* _Directions_:
Copy, from the entries below, each line where the word "plain" can be found.

Data excerpts:
-- BEGIN --

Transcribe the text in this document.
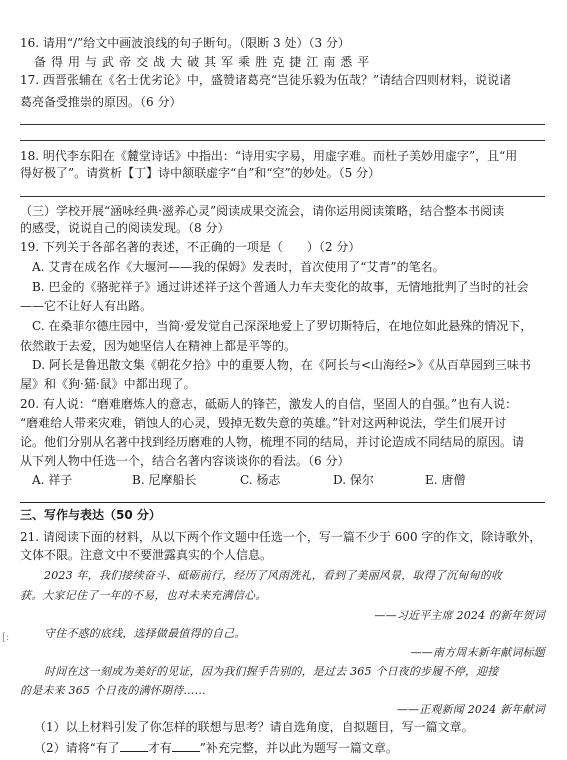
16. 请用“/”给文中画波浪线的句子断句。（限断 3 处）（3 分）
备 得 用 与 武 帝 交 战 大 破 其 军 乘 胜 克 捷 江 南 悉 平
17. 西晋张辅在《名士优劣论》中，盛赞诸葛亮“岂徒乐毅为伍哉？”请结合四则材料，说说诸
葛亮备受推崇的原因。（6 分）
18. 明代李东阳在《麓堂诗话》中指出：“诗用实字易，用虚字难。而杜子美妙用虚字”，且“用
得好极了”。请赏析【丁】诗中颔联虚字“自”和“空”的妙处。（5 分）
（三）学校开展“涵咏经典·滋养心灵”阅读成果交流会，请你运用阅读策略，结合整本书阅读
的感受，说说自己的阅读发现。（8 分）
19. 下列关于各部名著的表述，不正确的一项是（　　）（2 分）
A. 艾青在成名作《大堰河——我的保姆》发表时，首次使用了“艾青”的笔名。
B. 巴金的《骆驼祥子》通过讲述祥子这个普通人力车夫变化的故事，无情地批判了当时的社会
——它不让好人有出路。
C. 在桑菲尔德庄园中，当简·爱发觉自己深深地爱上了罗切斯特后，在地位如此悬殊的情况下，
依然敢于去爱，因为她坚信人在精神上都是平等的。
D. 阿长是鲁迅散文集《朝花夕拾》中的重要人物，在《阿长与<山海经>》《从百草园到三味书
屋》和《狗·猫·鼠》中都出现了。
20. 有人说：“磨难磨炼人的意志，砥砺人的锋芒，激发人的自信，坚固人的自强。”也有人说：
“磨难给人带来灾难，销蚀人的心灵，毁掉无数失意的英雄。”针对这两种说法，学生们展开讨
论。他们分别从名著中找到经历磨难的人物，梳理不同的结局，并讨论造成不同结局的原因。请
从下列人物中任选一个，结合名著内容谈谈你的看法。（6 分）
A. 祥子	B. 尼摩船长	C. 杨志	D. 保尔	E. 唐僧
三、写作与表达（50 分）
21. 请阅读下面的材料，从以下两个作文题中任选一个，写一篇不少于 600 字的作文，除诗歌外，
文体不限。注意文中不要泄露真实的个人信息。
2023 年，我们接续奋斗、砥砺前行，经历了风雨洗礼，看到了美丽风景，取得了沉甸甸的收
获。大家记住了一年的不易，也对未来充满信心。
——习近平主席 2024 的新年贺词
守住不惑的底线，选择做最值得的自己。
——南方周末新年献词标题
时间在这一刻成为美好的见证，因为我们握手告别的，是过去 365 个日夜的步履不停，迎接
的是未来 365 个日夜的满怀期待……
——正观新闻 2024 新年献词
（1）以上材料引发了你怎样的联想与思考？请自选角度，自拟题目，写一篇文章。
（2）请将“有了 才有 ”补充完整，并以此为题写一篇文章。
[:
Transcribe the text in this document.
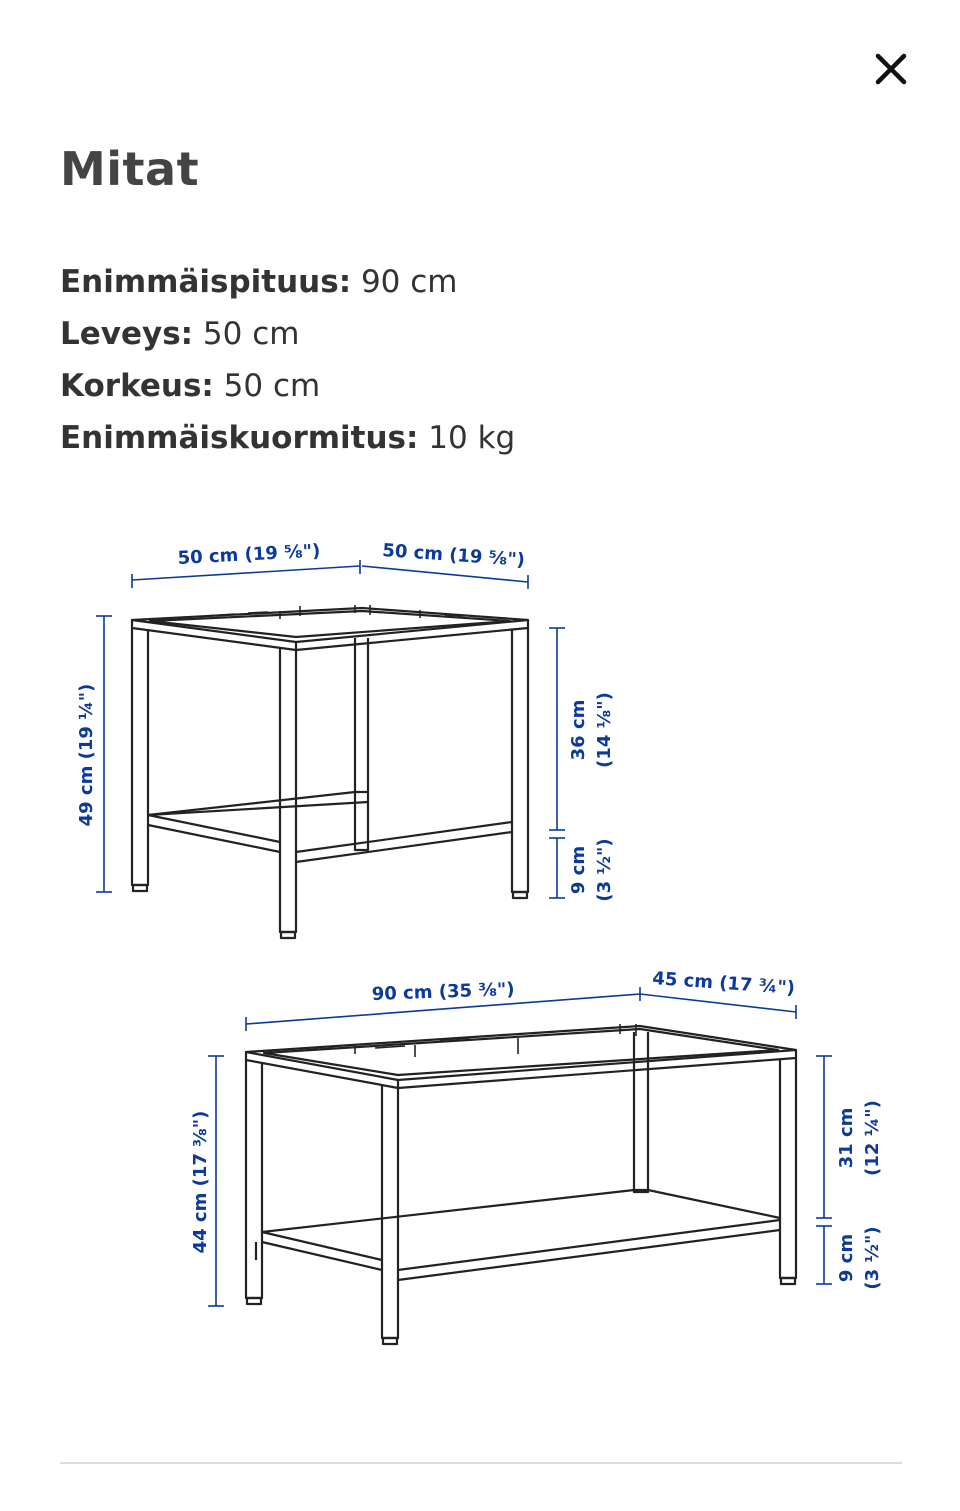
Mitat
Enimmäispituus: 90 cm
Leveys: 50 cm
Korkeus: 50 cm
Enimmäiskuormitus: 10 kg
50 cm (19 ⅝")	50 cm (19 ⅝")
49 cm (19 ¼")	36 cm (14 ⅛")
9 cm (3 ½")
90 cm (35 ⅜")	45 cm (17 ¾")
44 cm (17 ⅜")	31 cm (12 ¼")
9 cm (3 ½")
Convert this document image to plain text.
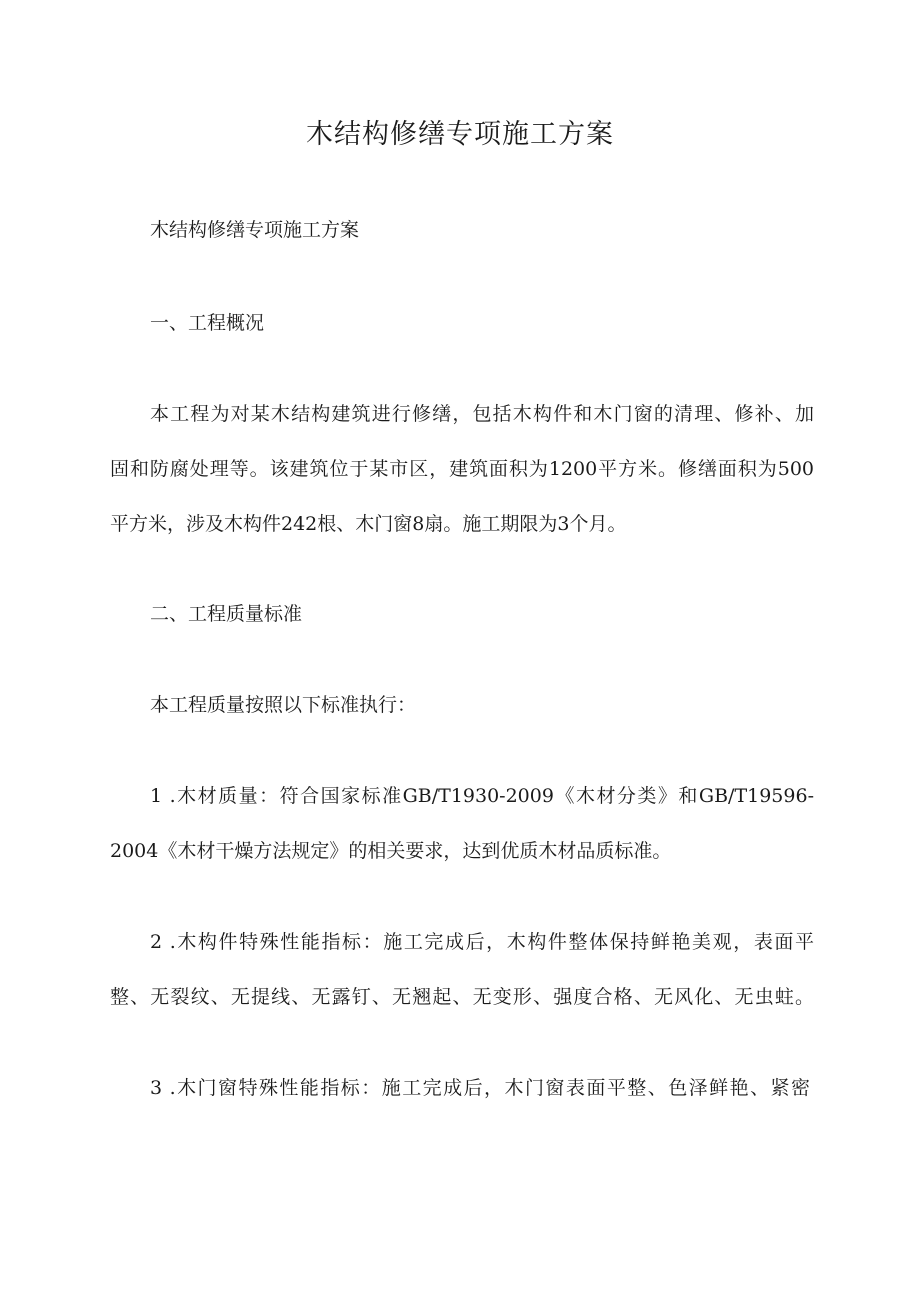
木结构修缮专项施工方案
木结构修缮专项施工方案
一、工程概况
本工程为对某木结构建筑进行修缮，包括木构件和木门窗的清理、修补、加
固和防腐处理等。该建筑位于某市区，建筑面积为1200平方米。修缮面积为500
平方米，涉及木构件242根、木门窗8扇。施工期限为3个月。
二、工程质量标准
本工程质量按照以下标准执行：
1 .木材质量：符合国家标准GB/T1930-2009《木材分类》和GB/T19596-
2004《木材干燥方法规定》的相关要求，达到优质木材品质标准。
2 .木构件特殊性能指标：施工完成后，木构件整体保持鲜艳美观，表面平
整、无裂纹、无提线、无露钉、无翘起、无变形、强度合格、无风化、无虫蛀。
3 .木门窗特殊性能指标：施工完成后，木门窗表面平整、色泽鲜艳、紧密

-- END --
-- BEGIN --

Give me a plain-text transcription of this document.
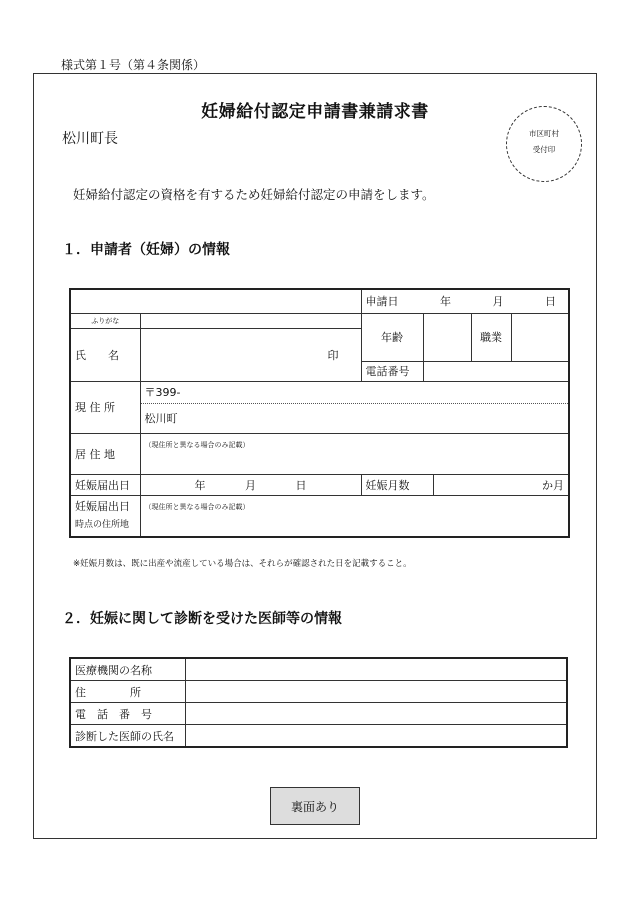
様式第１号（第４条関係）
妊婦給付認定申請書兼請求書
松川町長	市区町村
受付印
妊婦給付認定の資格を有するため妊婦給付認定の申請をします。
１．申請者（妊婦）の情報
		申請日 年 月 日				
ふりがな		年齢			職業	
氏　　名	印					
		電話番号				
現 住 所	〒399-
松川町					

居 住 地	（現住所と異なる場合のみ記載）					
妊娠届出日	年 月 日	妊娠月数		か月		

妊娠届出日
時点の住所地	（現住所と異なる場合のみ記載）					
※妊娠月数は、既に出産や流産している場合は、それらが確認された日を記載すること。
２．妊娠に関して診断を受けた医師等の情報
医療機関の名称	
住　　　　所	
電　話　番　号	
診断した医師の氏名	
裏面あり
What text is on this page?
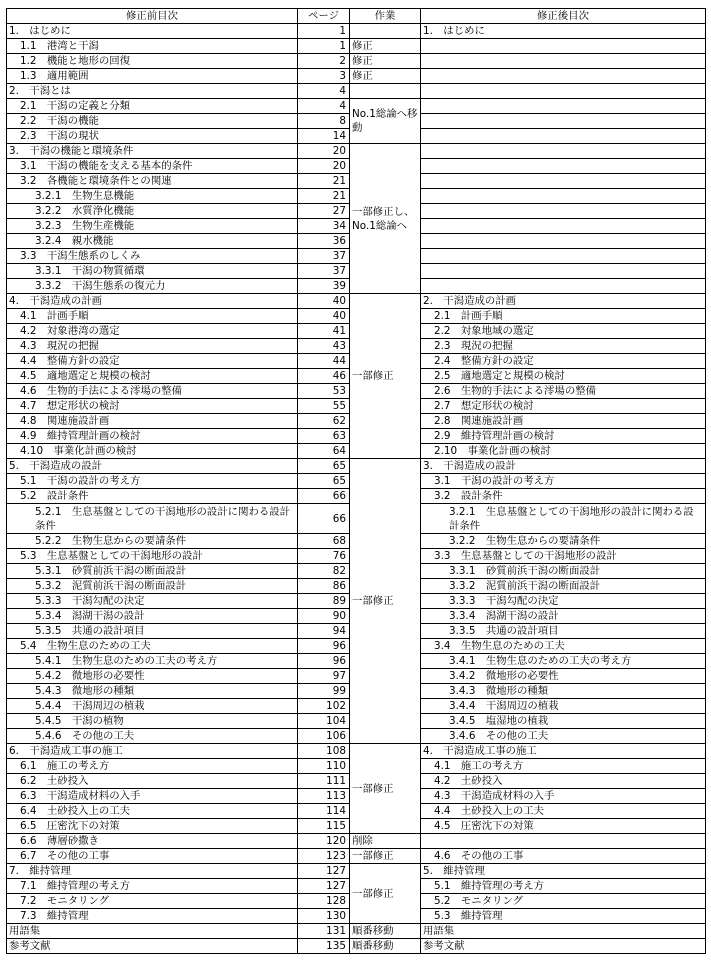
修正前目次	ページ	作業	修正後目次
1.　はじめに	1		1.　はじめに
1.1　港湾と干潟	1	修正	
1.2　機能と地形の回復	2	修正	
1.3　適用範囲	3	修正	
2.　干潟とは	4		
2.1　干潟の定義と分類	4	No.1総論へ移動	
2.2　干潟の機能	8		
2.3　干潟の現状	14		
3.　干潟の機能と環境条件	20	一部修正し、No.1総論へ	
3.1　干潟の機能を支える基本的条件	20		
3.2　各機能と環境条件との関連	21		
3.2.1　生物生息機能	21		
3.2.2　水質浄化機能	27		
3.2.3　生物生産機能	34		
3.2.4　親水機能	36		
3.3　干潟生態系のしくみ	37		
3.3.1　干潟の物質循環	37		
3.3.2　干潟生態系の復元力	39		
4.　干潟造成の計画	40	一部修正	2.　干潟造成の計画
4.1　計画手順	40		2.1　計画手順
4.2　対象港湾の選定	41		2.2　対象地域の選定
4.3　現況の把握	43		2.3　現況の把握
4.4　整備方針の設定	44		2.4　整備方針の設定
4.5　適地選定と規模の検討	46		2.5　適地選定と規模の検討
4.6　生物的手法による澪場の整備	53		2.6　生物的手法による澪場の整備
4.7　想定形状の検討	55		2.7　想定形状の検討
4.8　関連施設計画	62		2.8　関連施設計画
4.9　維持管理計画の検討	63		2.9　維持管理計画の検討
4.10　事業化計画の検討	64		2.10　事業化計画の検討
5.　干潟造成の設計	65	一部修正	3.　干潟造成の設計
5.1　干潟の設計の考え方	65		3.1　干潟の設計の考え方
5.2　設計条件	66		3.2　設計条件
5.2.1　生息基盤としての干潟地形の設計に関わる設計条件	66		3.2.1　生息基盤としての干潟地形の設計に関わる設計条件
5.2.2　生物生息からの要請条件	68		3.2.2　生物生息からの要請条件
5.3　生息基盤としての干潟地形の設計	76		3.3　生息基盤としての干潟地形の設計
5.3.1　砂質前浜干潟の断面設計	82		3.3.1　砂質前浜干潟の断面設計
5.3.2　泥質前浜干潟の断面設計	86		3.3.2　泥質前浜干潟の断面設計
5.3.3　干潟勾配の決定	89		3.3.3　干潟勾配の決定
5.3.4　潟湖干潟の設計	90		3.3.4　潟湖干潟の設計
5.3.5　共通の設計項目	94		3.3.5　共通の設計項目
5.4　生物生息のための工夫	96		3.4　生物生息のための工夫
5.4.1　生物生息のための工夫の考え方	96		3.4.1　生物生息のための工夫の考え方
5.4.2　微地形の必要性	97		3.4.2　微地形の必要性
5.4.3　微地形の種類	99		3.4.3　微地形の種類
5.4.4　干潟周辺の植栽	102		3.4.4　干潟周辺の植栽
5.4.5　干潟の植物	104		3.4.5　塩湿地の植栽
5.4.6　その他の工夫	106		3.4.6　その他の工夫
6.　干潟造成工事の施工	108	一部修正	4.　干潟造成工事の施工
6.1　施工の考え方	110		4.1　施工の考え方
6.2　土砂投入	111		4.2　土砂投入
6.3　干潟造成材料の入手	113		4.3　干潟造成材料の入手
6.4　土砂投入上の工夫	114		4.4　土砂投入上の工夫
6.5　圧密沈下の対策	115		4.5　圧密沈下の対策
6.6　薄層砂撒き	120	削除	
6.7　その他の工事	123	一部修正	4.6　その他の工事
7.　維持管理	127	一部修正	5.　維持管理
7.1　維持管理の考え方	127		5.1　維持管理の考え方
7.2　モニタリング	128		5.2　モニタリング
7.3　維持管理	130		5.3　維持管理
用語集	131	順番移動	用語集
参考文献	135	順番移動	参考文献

-- END --

* _Answer to this task_:
Convert this document image to plain text.
Give me a plain-text transcription of this document.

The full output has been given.